::: PROVIDED MATERIAL :::

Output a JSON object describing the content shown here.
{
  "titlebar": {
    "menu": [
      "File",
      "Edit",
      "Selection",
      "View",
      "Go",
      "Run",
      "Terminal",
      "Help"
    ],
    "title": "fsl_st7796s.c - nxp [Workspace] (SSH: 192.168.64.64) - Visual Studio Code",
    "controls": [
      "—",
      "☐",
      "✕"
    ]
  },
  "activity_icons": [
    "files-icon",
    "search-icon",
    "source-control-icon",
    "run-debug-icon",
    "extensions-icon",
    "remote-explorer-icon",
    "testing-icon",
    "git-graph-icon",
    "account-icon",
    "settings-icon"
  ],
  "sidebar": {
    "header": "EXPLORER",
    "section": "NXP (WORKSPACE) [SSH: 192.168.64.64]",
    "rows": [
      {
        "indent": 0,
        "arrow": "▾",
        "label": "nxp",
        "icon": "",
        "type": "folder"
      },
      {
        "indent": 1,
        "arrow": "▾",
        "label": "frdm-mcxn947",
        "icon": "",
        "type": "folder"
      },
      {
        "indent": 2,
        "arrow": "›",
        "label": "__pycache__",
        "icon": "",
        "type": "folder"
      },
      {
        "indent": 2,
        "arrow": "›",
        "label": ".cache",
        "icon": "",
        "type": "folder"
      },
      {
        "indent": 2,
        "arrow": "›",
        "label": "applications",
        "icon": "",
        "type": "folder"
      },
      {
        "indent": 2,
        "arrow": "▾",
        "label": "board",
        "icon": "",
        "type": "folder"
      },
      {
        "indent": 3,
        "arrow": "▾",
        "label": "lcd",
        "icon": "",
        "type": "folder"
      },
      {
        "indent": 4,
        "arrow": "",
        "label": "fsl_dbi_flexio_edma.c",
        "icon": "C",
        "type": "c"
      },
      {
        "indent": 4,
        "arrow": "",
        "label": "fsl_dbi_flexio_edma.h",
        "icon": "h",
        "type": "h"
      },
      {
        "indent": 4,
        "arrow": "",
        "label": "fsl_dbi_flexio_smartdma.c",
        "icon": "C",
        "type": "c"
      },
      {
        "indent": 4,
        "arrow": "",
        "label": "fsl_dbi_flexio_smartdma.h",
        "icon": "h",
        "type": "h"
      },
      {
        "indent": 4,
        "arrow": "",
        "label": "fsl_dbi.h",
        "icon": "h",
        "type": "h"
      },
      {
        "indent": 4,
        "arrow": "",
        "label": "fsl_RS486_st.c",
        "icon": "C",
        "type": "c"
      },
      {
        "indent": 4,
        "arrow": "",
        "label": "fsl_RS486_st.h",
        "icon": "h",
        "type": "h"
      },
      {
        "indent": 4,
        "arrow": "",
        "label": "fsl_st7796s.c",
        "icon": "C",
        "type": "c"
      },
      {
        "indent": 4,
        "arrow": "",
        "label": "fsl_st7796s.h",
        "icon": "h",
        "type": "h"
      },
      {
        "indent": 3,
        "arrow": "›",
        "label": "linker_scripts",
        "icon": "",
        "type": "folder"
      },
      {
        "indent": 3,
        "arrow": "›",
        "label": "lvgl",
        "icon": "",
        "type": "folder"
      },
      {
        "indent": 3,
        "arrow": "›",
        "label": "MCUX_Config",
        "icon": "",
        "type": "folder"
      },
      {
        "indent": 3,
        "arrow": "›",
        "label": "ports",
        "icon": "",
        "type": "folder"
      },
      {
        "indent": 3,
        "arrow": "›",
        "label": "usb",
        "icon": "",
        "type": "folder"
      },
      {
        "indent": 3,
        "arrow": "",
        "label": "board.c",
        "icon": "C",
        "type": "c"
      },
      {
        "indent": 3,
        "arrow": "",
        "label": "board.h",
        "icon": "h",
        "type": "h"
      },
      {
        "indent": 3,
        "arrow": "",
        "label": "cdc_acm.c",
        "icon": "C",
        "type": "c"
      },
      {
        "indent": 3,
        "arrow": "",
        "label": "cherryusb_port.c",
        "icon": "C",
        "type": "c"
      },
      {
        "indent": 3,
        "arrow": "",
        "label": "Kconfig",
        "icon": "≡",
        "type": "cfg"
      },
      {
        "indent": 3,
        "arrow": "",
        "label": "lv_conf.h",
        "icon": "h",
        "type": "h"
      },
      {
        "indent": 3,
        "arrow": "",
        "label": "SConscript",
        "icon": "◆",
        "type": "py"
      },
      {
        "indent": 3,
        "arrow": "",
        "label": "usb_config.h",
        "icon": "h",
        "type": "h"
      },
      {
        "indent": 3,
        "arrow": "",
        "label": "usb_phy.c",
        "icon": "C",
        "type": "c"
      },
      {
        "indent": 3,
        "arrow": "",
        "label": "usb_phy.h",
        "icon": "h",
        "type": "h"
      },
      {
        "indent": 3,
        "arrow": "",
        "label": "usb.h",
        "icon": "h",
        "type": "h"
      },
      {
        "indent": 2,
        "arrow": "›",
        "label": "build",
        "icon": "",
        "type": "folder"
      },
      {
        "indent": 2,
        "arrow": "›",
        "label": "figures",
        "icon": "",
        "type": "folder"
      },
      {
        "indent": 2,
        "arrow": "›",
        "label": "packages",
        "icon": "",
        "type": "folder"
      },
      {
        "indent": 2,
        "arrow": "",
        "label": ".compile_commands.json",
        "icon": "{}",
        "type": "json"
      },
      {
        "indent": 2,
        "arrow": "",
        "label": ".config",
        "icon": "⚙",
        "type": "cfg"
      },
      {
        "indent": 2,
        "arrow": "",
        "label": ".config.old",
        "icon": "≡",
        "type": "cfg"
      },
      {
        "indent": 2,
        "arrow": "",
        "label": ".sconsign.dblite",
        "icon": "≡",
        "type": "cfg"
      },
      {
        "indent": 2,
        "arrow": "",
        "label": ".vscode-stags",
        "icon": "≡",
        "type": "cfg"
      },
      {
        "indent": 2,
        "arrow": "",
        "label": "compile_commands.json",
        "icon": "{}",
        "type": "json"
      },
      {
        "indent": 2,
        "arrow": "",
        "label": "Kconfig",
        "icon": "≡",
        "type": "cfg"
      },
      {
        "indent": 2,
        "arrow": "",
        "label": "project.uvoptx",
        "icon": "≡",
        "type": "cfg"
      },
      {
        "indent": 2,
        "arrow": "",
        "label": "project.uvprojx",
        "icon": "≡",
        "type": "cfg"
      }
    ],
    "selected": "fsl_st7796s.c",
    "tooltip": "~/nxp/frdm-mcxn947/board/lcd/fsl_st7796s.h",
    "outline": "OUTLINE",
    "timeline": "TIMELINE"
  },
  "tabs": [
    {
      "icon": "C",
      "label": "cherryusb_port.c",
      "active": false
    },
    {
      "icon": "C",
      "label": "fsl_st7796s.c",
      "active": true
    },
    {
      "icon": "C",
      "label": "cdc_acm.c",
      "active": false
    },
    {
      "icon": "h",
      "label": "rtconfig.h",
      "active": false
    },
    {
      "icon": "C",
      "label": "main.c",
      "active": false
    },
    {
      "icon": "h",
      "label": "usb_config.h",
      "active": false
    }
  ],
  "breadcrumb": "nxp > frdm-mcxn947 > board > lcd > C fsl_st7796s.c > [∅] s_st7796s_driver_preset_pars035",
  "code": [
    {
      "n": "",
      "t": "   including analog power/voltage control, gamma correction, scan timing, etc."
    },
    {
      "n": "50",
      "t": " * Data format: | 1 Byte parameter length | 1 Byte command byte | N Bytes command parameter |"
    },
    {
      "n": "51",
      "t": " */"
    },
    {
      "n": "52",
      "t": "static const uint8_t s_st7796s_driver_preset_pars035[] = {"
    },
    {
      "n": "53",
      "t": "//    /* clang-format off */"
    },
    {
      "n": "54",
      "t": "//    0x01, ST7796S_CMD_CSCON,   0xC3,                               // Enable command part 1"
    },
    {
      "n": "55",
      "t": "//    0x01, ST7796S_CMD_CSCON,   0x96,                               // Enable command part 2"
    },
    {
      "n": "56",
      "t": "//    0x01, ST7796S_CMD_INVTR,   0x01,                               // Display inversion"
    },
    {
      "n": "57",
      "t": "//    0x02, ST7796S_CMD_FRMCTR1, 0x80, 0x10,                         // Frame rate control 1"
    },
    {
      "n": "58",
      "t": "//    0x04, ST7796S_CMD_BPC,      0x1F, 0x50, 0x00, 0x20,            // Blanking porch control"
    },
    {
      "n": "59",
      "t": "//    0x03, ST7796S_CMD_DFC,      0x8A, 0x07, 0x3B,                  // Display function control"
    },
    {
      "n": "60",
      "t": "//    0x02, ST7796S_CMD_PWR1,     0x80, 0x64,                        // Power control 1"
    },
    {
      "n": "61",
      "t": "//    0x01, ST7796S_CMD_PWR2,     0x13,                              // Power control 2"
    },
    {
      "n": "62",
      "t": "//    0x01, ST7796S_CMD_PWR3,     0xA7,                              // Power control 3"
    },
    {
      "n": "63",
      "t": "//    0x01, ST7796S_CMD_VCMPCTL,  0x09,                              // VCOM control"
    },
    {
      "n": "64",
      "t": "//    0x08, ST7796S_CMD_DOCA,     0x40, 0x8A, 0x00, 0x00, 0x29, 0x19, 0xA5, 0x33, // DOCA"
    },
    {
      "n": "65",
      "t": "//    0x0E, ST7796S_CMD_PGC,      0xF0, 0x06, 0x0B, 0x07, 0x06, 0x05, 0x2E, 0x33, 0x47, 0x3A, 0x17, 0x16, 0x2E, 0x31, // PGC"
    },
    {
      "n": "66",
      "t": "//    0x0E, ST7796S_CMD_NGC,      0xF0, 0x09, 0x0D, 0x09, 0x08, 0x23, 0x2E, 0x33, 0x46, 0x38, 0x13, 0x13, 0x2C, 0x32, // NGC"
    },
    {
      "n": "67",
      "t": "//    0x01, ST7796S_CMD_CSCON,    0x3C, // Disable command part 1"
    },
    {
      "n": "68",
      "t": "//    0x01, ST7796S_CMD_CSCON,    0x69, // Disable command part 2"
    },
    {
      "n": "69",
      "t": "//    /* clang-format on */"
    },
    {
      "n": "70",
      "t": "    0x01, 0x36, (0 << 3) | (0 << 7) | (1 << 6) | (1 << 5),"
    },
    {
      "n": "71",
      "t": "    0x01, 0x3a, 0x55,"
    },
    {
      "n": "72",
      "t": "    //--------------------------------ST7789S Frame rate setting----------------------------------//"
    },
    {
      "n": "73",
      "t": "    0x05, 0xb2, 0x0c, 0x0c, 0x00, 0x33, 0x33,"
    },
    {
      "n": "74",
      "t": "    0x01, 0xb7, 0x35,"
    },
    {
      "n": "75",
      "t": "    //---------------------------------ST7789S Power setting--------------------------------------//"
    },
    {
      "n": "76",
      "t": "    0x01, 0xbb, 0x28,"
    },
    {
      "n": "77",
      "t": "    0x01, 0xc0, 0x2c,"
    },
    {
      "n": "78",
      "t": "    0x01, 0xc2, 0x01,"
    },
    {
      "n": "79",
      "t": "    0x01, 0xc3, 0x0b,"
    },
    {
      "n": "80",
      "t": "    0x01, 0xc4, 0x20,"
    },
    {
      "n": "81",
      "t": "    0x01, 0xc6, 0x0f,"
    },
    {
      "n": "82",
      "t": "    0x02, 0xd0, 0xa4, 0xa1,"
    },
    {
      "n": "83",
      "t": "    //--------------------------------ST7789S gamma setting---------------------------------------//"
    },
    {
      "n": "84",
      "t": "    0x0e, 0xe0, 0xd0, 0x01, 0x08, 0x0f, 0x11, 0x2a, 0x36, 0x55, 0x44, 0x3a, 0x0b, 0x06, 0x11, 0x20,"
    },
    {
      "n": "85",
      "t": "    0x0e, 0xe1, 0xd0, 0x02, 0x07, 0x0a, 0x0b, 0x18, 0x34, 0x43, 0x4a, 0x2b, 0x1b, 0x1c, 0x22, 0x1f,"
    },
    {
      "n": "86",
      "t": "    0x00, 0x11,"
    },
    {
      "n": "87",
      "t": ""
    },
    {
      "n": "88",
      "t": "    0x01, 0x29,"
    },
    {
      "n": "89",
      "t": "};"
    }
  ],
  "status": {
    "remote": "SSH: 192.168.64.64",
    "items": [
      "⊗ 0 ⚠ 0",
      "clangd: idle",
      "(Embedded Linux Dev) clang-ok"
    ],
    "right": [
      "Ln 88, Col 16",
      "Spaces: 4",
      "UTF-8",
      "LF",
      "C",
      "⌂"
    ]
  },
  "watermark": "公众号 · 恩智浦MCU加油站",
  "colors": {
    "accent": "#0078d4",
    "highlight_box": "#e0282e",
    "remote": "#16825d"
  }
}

:::

WORK REQUIRED: Some lines of the data may hold the word "Frame". Say how many do, with nothing else.

WRITTEN ANSWER: 2